Stored data:
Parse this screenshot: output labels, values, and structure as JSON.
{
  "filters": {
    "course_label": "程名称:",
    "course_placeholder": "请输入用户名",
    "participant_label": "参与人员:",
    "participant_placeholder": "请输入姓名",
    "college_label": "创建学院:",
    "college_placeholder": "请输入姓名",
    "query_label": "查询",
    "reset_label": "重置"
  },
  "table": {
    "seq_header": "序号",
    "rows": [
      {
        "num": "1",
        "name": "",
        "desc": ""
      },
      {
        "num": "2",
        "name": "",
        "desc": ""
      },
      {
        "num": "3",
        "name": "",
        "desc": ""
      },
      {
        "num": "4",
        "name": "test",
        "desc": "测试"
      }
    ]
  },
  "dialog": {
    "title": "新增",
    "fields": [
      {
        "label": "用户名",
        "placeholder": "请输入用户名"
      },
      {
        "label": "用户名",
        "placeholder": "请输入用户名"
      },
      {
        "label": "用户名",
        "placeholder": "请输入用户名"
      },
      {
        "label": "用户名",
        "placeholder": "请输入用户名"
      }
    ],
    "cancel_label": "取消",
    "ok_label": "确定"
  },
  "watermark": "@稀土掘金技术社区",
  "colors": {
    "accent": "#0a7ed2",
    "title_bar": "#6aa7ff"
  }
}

— What the task asks —
Print the complete listing again, exactly as it stands.

— Result of this task —
Parse this screenshot: output labels, values, and structure as JSON.
{
  "filters": {
    "course_label": "程名称:",
    "course_placeholder": "请输入用户名",
    "participant_label": "参与人员:",
    "participant_placeholder": "请输入姓名",
    "college_label": "创建学院:",
    "college_placeholder": "请输入姓名",
    "query_label": "查询",
    "reset_label": "重置"
  },
  "table": {
    "seq_header": "序号",
    "rows": [
      {
        "num": "1",
        "name": "",
        "desc": ""
      },
      {
        "num": "2",
        "name": "",
        "desc": ""
      },
      {
        "num": "3",
        "name": "",
        "desc": ""
      },
      {
        "num": "4",
        "name": "test",
        "desc": "测试"
      }
    ]
  },
  "dialog": {
    "title": "新增",
    "fields": [
      {
        "label": "用户名",
        "placeholder": "请输入用户名"
      },
      {
        "label": "用户名",
        "placeholder": "请输入用户名"
      },
      {
        "label": "用户名",
        "placeholder": "请输入用户名"
      },
      {
        "label": "用户名",
        "placeholder": "请输入用户名"
      }
    ],
    "cancel_label": "取消",
    "ok_label": "确定"
  },
  "watermark": "@稀土掘金技术社区",
  "colors": {
    "accent": "#0a7ed2",
    "title_bar": "#6aa7ff"
  }
}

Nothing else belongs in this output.